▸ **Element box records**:

──────────────────────────────

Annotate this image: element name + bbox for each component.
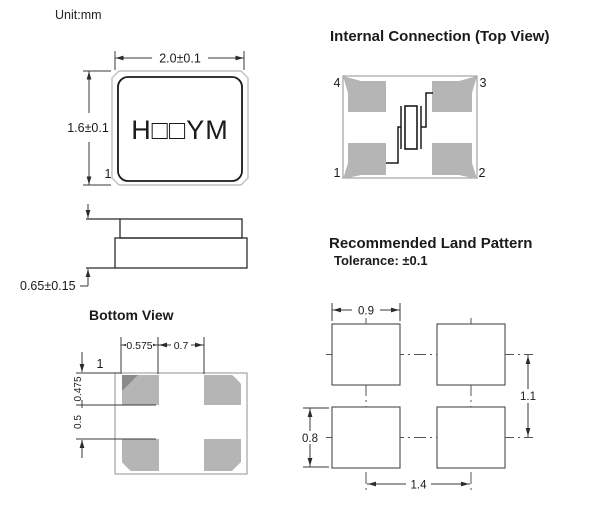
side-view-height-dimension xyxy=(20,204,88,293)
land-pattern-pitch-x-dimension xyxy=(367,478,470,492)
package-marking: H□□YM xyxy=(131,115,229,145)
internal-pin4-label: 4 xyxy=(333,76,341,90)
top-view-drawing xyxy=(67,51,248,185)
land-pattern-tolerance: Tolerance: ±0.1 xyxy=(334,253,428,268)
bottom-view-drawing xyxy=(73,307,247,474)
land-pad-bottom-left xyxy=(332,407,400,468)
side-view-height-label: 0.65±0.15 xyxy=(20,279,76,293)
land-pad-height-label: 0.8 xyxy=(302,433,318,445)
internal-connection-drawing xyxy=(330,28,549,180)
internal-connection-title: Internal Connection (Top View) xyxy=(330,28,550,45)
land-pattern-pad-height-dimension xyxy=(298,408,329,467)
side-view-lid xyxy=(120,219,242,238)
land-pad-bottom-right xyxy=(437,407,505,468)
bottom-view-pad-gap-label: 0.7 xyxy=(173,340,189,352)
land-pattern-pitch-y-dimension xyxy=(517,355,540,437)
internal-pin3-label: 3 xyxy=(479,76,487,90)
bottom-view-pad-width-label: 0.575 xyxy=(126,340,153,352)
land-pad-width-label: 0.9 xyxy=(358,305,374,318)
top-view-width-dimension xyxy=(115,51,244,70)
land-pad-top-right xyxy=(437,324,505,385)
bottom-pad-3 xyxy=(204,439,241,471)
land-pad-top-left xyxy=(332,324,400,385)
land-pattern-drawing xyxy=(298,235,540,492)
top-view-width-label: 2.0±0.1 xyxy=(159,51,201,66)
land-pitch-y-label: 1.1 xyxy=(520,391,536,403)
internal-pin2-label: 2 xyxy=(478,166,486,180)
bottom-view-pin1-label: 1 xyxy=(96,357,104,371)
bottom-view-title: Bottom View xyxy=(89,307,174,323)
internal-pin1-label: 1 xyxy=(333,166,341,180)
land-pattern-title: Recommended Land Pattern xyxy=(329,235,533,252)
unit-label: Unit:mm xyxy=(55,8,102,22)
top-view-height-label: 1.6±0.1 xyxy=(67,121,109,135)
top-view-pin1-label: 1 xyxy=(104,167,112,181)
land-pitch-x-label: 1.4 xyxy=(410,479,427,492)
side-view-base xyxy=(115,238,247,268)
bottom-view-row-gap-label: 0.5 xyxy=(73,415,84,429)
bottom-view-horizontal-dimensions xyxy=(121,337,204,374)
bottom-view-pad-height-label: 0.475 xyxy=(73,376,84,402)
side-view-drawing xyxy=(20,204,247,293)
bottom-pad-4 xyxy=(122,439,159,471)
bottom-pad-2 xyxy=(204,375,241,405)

──────────────────────────────

▸ **YOUR GOAL**: Count the lines in the data above that contain the string "internal", matching case exactly. Give only the number.

▸ **FULL OUTPUT**: 6